## ENTRIES SUPPLIED
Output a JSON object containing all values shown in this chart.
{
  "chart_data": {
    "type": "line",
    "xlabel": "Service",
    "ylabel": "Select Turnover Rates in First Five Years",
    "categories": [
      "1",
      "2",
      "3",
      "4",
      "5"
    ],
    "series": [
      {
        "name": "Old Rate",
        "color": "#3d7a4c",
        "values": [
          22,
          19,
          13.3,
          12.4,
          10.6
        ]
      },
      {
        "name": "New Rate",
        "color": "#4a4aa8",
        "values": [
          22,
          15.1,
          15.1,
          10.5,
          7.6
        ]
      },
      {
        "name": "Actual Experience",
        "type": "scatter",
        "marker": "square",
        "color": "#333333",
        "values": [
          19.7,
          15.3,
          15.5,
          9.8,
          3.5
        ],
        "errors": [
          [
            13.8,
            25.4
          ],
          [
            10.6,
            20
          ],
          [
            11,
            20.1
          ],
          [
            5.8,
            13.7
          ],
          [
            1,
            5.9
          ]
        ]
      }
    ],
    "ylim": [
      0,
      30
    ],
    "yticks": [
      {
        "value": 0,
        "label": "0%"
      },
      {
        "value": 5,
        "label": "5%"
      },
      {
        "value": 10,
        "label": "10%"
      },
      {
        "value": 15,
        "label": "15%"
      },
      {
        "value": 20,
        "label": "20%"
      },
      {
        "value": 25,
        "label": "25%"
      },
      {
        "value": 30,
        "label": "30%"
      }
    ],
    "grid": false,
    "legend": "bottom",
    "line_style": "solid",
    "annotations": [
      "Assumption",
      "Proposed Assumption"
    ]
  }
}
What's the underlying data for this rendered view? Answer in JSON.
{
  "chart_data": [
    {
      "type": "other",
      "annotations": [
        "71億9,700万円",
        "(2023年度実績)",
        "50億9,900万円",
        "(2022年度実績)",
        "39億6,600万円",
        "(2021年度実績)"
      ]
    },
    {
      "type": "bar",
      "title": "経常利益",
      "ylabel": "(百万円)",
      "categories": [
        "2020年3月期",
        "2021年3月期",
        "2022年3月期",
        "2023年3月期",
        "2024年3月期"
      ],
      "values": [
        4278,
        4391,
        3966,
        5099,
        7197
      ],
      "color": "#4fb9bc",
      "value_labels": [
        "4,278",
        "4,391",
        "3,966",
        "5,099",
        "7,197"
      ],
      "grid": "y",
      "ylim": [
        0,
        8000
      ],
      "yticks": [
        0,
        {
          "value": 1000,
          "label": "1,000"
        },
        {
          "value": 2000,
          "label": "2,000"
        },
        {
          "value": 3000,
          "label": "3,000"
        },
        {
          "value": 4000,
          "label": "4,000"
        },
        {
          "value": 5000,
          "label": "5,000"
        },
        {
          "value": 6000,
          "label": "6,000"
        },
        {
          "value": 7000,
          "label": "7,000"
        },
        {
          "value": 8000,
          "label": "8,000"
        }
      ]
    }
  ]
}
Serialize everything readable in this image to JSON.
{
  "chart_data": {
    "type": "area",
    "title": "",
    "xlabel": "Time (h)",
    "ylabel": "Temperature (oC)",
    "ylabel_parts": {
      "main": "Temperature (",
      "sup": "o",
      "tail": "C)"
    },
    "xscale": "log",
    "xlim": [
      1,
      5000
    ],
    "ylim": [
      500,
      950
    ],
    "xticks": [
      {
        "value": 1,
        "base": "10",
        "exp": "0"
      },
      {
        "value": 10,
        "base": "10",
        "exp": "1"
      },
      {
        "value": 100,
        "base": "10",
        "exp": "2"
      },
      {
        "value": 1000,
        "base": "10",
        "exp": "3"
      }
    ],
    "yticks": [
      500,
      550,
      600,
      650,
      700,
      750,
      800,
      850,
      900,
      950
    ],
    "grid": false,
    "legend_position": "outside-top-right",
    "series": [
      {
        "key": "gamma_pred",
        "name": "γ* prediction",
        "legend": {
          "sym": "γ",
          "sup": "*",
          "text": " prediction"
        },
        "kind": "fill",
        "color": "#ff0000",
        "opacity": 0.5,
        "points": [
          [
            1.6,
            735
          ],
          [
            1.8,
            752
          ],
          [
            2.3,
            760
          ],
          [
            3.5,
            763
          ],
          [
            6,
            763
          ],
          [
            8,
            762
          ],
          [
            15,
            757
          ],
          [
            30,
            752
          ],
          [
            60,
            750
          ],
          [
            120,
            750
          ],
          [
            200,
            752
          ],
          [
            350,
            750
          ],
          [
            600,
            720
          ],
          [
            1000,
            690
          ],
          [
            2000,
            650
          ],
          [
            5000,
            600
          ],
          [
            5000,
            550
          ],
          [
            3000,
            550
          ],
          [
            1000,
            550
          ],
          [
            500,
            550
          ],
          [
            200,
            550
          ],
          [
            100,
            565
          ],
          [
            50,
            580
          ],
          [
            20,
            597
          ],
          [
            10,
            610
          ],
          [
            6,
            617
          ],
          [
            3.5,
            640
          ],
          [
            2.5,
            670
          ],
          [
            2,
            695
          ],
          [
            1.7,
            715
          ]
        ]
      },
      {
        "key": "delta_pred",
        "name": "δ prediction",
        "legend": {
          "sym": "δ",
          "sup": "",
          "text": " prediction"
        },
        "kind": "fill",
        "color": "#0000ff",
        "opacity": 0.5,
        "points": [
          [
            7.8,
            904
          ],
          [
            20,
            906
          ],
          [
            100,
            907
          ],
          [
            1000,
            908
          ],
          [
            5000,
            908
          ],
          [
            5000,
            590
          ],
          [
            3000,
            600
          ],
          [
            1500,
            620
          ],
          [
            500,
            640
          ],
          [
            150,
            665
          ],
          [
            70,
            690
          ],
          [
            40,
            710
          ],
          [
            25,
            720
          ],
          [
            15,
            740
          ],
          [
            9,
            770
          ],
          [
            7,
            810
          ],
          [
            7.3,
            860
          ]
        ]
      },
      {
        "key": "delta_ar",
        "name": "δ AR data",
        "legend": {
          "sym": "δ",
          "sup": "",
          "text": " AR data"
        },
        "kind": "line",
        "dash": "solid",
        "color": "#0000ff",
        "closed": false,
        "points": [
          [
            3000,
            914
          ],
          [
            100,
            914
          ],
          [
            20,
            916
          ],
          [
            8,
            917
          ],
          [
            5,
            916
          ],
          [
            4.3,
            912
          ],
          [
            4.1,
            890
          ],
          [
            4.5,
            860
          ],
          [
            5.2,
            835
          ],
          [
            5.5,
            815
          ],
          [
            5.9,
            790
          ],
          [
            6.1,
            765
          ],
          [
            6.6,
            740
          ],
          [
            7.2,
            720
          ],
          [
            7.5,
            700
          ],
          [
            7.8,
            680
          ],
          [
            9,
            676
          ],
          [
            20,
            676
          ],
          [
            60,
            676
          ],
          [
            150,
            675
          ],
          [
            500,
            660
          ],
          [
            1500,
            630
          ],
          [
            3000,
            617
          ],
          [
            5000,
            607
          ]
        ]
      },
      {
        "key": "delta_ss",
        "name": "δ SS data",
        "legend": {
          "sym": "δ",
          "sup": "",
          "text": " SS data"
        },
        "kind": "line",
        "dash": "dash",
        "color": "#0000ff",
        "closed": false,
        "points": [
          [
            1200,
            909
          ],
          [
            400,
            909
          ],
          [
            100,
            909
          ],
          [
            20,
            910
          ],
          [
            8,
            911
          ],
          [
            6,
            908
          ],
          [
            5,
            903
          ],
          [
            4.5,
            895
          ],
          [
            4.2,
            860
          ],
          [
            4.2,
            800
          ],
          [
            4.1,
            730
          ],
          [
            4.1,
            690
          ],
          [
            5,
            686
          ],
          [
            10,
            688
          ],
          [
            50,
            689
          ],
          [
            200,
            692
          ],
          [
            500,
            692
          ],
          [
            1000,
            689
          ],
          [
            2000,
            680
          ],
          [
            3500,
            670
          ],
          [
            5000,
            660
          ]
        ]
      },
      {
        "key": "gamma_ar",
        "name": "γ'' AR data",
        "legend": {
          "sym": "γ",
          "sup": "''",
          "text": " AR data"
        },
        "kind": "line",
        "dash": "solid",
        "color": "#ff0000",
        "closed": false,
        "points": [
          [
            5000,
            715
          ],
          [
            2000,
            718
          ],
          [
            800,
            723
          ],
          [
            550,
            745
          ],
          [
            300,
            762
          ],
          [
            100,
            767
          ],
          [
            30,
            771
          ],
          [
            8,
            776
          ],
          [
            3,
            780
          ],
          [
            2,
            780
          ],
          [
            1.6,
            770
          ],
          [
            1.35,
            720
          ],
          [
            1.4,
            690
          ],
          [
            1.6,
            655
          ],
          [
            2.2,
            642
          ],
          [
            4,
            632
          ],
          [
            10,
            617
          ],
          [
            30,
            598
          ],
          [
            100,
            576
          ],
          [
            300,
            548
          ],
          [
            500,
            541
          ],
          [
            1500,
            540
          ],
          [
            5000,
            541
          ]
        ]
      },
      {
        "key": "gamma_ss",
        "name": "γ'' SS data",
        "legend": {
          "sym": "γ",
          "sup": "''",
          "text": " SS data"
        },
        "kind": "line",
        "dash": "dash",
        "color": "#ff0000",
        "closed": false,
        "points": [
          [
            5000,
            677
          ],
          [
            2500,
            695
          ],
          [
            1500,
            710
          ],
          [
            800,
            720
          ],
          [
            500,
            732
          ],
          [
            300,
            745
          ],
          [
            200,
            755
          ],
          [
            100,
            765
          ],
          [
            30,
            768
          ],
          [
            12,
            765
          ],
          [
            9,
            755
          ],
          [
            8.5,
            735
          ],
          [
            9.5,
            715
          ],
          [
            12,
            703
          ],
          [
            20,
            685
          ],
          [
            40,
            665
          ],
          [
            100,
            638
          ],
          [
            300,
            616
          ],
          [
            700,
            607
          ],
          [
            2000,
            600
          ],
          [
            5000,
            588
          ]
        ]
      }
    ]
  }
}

## PROBLEM TO SOLVE
In the lines above, locate the string "prediction". Copy every line where it occurs.

## THE SOLUTION
        "name": "γ* prediction",
          "text": " prediction"
        "name": "δ prediction",
          "text": " prediction"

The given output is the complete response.